What the exercise asks:
Leave out the pictures and return every entry exactly as it appears.

Stored rows:
----

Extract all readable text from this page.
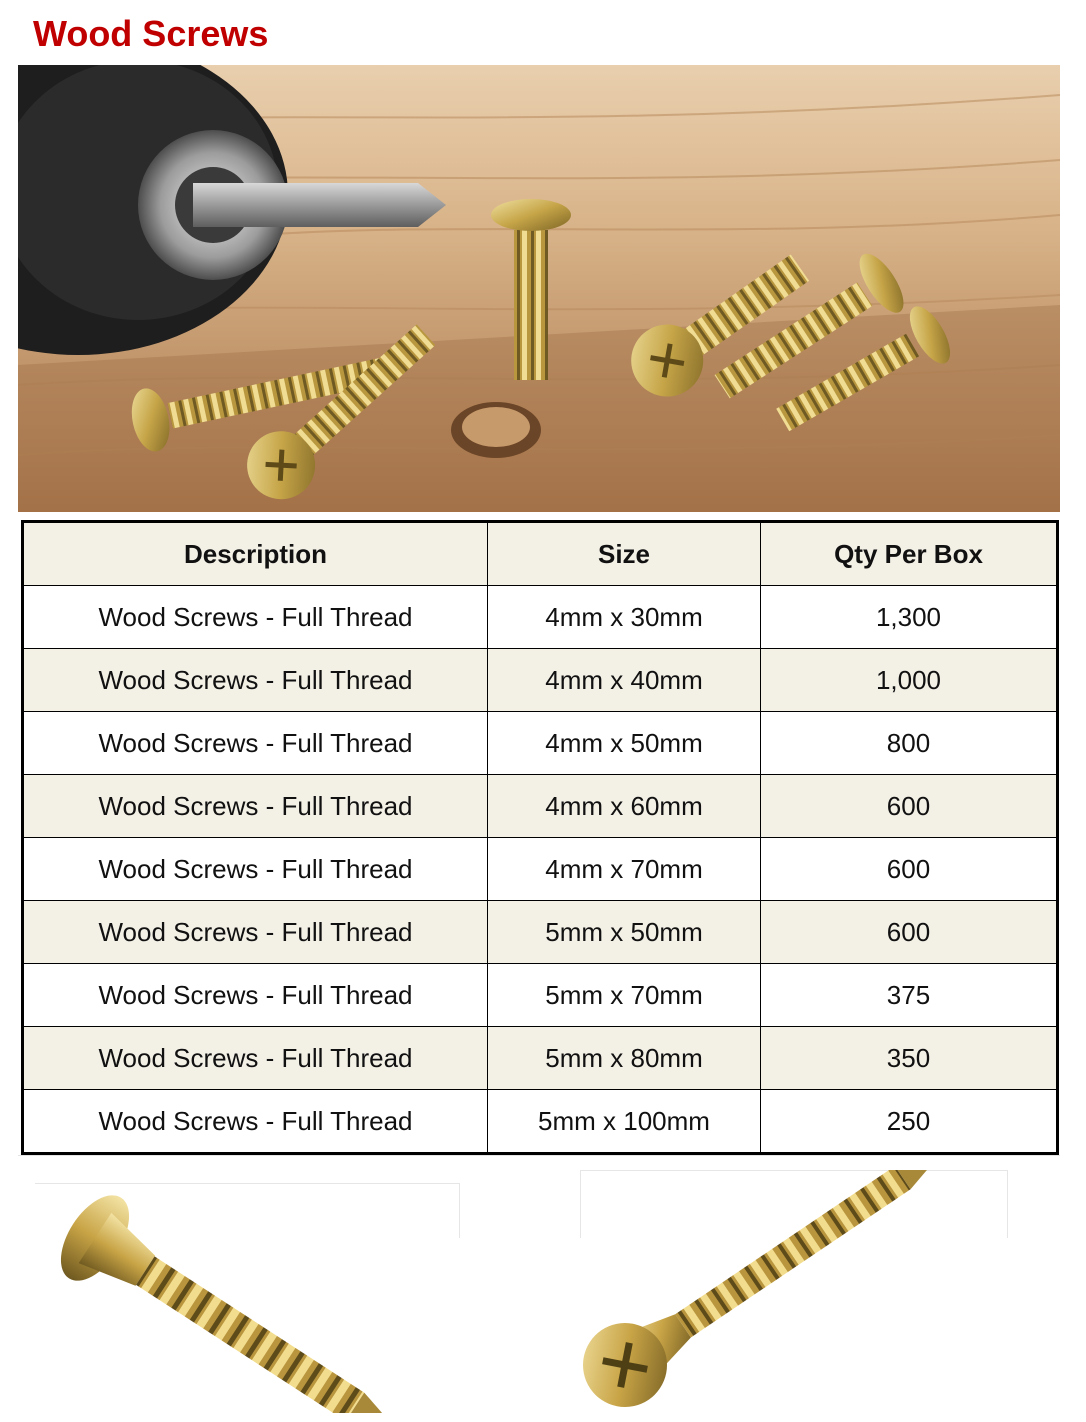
Wood Screws
Description	Size	Qty Per Box
Wood Screws - Full Thread	4mm x 30mm	1,300
Wood Screws - Full Thread	4mm x 40mm	1,000
Wood Screws - Full Thread	4mm x 50mm	800
Wood Screws - Full Thread	4mm x 60mm	600
Wood Screws - Full Thread	4mm x 70mm	600
Wood Screws - Full Thread	5mm x 50mm	600
Wood Screws - Full Thread	5mm x 70mm	375
Wood Screws - Full Thread	5mm x 80mm	350
Wood Screws - Full Thread	5mm x 100mm	250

----

Correct result:
Extract all readable text from this page.
Wood Screws
Description	Size	Qty Per Box
Wood Screws - Full Thread	4mm x 30mm	1,300
Wood Screws - Full Thread	4mm x 40mm	1,000
Wood Screws - Full Thread	4mm x 50mm	800
Wood Screws - Full Thread	4mm x 60mm	600
Wood Screws - Full Thread	4mm x 70mm	600
Wood Screws - Full Thread	5mm x 50mm	600
Wood Screws - Full Thread	5mm x 70mm	375
Wood Screws - Full Thread	5mm x 80mm	350
Wood Screws - Full Thread	5mm x 100mm	250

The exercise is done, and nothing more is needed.